● **TASK OBJECTIVE**
Find the line containing "Extract all readable text from this page.". Retype it and every later line of the records exactly, leaving out pictures.

● **TASK MATERIAL**

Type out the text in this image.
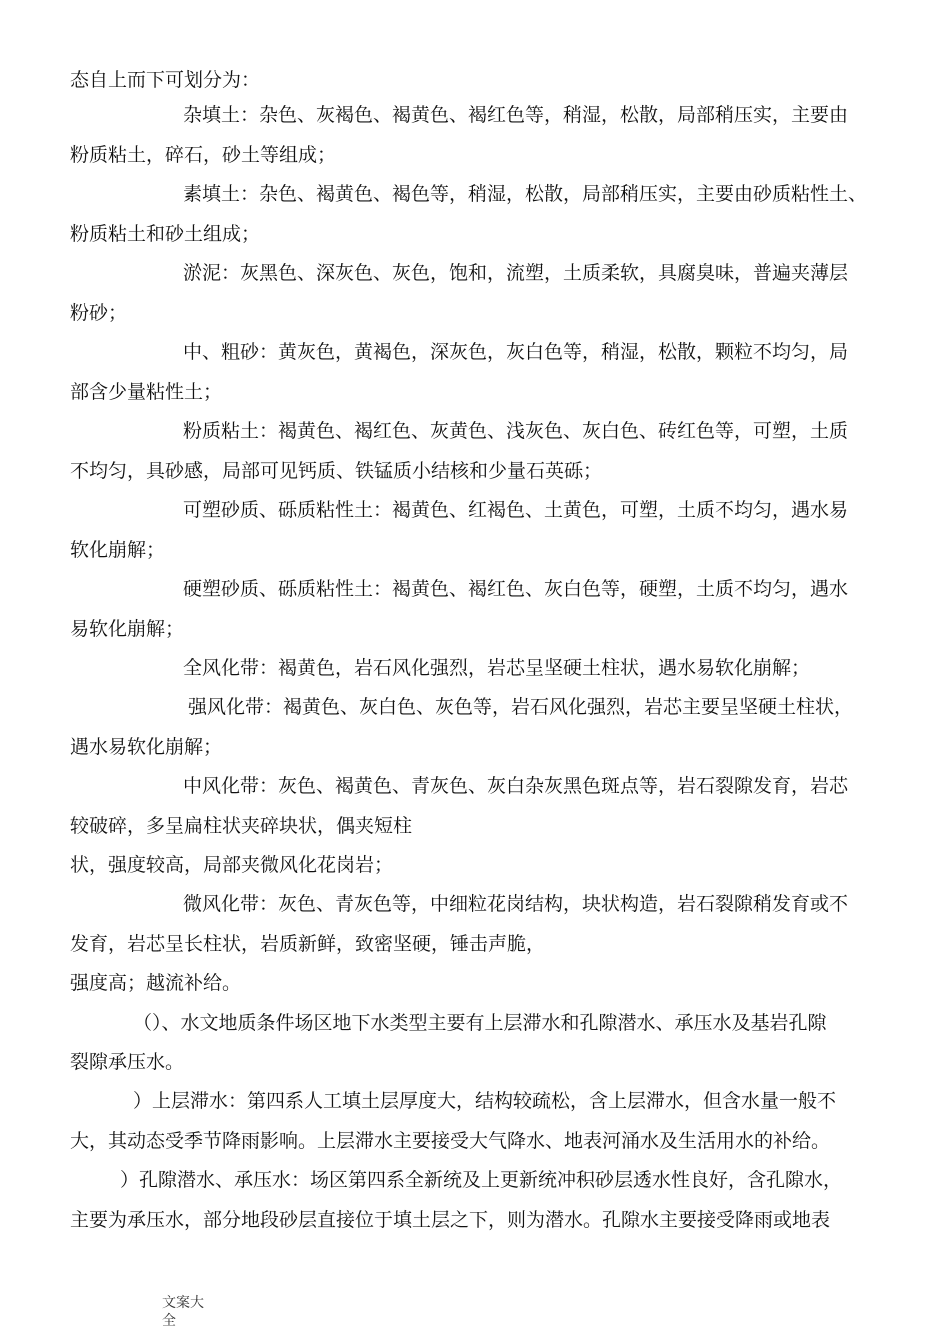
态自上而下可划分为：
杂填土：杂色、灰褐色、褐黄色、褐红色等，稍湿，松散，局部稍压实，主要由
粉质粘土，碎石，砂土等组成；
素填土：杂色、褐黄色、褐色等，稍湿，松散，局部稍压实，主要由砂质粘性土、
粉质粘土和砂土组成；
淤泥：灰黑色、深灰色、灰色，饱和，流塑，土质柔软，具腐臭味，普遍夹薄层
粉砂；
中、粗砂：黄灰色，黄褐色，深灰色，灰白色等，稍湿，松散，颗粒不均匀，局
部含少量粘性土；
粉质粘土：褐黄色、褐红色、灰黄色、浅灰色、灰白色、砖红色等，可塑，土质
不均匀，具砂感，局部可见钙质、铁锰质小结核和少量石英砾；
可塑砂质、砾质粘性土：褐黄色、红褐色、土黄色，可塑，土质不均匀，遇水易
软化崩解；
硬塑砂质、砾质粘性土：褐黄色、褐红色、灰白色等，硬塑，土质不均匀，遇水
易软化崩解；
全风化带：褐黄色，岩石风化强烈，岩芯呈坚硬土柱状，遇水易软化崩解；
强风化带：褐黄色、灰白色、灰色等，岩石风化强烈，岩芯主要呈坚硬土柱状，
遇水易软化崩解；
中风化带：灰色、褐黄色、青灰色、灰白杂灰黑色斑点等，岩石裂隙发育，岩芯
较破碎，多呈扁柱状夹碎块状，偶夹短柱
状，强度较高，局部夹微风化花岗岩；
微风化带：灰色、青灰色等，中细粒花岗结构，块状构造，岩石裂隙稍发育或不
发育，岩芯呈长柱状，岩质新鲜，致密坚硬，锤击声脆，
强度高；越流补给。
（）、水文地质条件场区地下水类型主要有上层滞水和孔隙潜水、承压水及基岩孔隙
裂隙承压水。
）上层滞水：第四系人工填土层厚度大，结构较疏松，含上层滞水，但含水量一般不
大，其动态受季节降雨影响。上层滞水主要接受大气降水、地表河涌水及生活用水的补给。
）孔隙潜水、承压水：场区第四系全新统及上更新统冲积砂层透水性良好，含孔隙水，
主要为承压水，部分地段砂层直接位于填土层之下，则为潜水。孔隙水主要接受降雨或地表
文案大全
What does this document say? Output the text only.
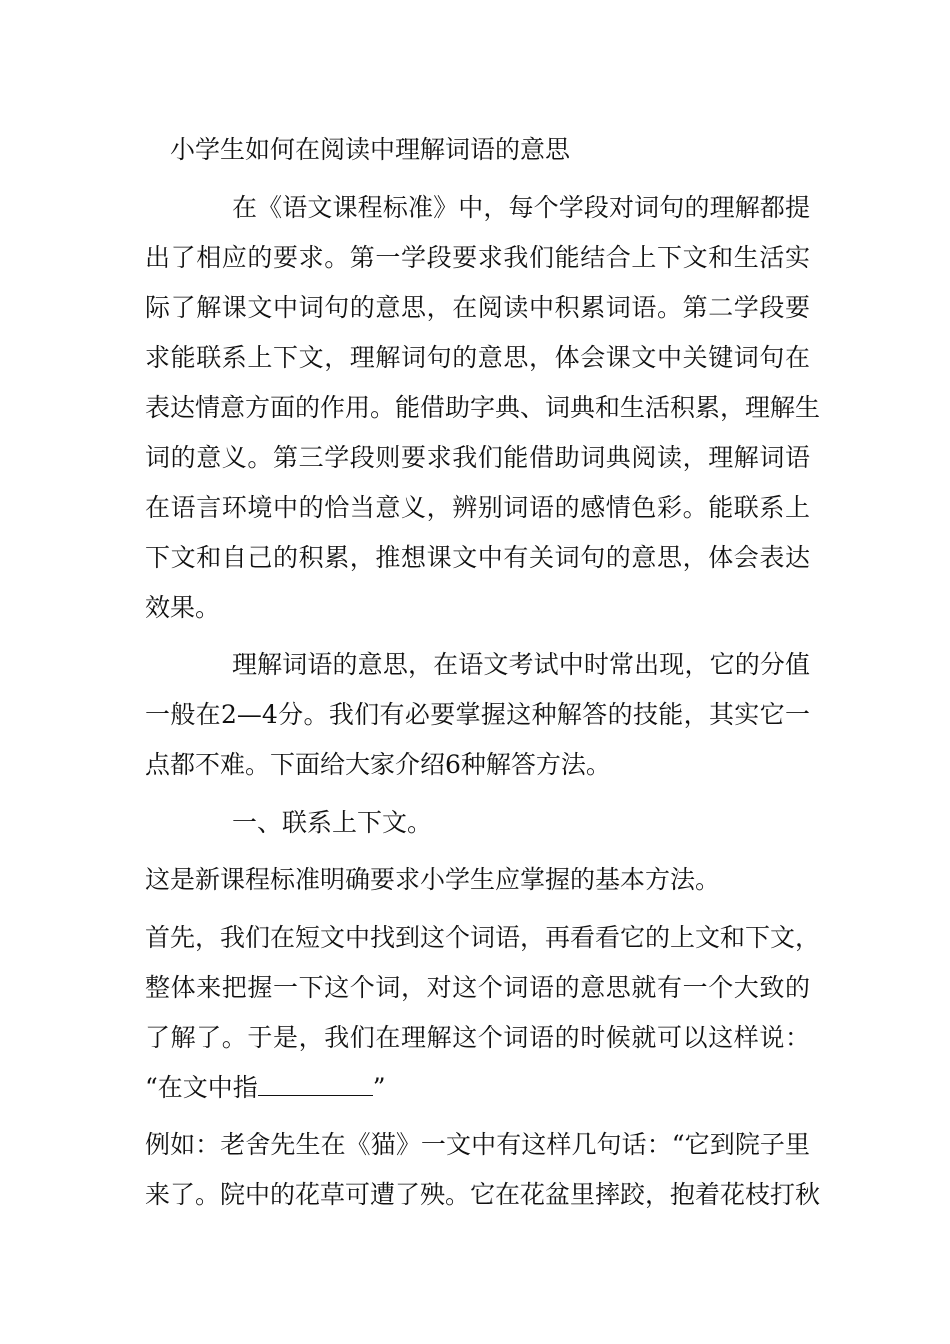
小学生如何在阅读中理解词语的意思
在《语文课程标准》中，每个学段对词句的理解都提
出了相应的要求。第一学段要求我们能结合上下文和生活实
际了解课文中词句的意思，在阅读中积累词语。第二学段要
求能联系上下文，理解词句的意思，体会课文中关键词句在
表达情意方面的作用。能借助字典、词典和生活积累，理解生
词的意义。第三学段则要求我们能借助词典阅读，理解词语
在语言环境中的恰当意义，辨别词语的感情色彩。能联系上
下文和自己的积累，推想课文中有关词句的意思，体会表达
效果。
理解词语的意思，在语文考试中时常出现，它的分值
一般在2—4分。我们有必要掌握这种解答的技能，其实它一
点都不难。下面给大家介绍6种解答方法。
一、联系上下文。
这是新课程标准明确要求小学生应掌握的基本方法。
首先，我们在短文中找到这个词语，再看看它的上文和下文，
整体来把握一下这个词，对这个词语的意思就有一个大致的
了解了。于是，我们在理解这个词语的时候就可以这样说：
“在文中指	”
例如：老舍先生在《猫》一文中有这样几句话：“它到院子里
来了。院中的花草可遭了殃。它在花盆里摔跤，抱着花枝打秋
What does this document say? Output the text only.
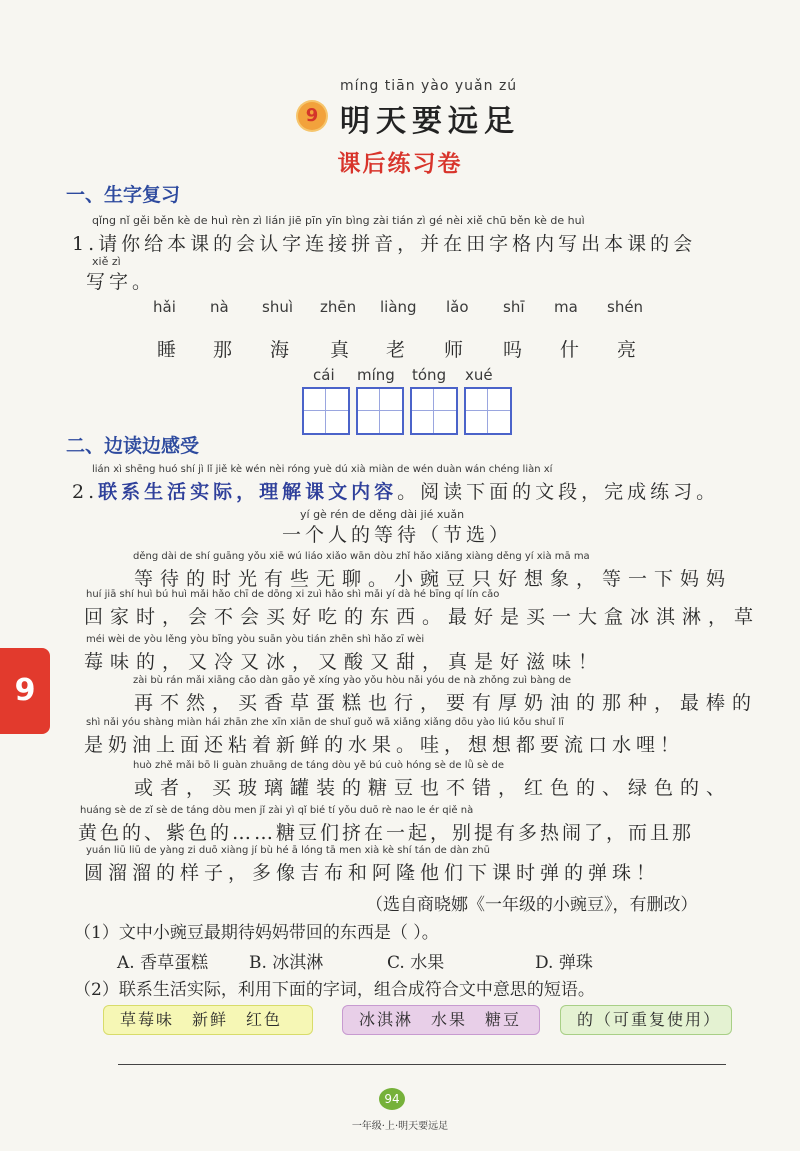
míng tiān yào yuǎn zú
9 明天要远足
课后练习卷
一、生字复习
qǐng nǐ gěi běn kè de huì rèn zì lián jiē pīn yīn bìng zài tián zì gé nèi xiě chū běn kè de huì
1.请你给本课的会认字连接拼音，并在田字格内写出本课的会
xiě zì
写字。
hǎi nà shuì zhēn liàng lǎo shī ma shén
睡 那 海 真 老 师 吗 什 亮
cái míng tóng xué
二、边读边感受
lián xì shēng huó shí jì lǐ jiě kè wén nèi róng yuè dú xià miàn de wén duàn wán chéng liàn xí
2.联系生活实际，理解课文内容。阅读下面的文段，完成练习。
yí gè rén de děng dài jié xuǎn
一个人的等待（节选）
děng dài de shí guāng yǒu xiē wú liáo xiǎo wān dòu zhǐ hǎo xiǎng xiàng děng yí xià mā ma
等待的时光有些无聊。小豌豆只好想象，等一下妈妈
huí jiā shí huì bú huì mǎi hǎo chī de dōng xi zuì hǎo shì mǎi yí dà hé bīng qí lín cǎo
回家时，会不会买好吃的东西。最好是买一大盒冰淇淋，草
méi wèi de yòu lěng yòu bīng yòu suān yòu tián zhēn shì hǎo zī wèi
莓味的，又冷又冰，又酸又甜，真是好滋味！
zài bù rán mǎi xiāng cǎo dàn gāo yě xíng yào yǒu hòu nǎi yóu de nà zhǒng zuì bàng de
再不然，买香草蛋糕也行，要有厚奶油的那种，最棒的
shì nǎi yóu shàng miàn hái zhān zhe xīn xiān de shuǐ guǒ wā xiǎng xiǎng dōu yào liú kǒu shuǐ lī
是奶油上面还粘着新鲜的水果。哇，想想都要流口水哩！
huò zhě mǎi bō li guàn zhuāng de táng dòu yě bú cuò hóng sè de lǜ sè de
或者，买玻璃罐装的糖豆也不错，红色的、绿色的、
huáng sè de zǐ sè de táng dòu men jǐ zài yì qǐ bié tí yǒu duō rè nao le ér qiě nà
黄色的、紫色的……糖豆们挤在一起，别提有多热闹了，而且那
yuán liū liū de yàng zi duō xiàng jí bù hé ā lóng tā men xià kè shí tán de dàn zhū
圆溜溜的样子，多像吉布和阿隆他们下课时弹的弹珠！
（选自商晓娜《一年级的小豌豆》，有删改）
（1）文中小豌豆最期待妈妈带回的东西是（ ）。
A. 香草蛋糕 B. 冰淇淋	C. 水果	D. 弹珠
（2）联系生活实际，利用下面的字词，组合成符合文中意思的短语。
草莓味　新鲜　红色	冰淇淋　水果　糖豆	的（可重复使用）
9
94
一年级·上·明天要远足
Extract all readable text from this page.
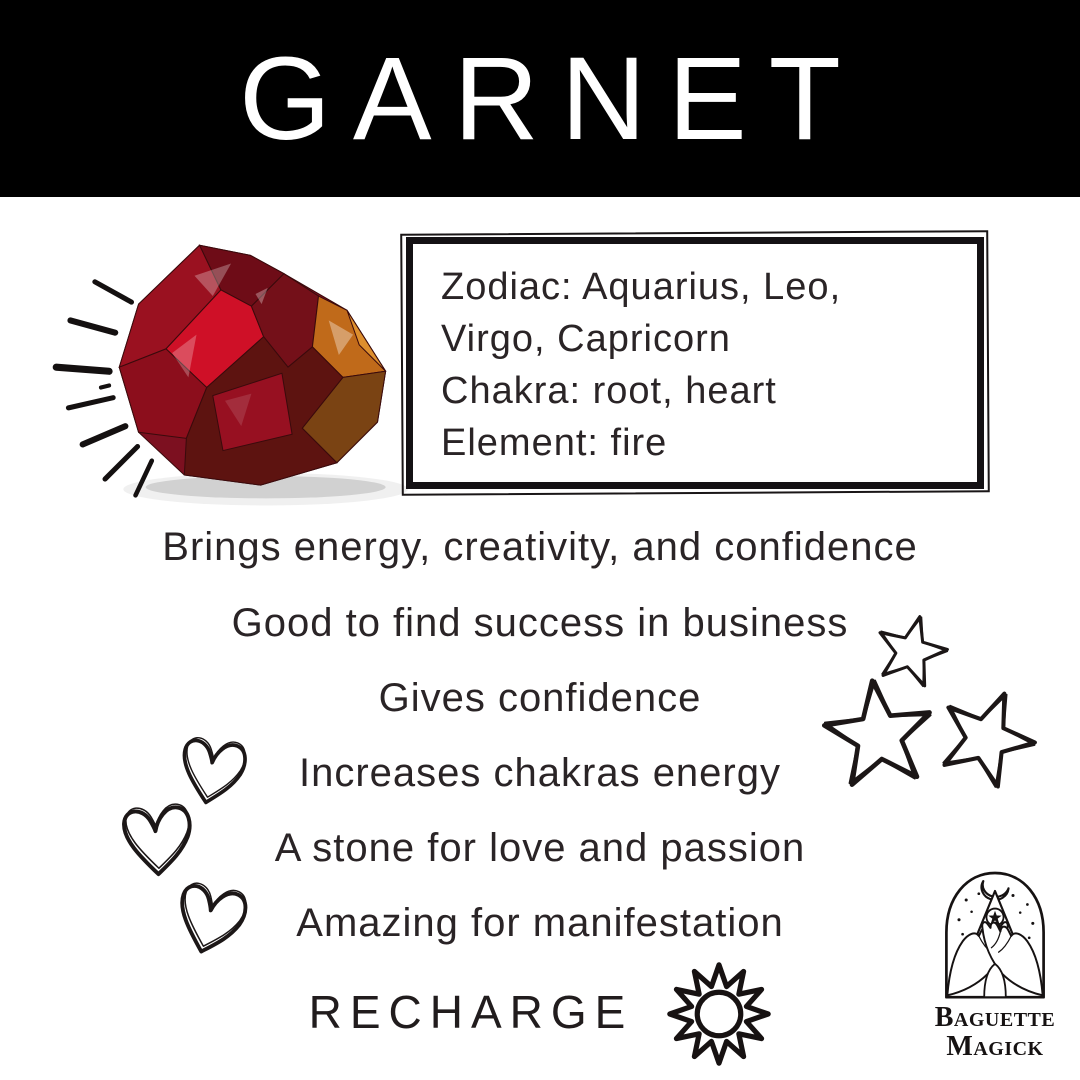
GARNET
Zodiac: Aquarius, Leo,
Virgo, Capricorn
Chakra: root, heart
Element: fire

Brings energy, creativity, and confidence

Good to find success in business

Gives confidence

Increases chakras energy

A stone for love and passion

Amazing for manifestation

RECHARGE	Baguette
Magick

● **RESULT**
Extract all readable text from this page.
GARNET
Zodiac: Aquarius, Leo,
Virgo, Capricorn
Chakra: root, heart
Element: fire

Brings energy, creativity, and confidence

Good to find success in business

Gives confidence

Increases chakras energy

A stone for love and passion

Amazing for manifestation

RECHARGE	Baguette
Magick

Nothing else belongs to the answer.